[Document page records]
^^^^^^^^^^^^^^^^
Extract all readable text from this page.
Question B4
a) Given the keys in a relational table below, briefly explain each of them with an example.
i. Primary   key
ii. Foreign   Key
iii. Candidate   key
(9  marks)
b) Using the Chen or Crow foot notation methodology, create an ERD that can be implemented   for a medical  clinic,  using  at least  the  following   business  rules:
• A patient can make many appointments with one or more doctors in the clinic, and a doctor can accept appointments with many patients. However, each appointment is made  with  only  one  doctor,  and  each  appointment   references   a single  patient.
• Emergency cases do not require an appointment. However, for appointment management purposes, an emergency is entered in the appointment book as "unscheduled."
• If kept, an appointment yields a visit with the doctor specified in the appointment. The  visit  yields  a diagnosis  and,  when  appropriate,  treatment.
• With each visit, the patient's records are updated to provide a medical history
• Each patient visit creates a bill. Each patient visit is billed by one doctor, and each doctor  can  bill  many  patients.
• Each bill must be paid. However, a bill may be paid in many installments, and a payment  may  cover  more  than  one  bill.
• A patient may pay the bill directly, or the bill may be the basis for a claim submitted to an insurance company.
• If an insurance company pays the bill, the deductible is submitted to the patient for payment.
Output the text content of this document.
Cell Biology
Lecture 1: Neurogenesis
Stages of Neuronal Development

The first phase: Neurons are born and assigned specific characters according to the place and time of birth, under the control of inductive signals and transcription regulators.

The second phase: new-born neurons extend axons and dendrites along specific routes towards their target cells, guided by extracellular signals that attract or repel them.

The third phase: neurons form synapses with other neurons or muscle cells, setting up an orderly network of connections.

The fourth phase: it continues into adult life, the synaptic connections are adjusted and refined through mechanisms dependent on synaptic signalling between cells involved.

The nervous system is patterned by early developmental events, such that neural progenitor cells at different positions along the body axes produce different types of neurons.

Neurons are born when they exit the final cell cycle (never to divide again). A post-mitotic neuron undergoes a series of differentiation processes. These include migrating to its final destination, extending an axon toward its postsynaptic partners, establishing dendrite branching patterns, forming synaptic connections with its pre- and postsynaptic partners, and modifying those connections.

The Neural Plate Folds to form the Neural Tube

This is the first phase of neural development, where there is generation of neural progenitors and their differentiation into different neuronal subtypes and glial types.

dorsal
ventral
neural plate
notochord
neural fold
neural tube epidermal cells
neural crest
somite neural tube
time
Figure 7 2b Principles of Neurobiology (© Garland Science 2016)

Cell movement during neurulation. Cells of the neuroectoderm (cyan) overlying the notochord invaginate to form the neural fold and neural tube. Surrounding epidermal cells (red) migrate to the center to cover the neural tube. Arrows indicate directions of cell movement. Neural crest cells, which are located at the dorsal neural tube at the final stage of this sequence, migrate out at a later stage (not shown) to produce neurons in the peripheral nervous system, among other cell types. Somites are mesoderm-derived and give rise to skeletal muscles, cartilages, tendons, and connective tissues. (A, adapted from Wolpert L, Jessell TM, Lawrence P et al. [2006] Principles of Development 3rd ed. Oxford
^^^^^^^^^^^^^^^^
◆ Assignment:
Collect every line above that contains the word "differentiation".

◆ Answer to this problem:
Neurons are born when they exit the final cell cycle (never to divide again). A post-mitotic neuron undergoes a series of differentiation processes. These include migrating to its final destination, extending an axon toward its postsynaptic partners, establishing dendrite branching patterns, forming synaptic connections with its pre- and postsynaptic partners, and modifying those connections.
This is the first phase of neural development, where there is generation of neural progenitors and their differentiation into different neuronal subtypes and glial types.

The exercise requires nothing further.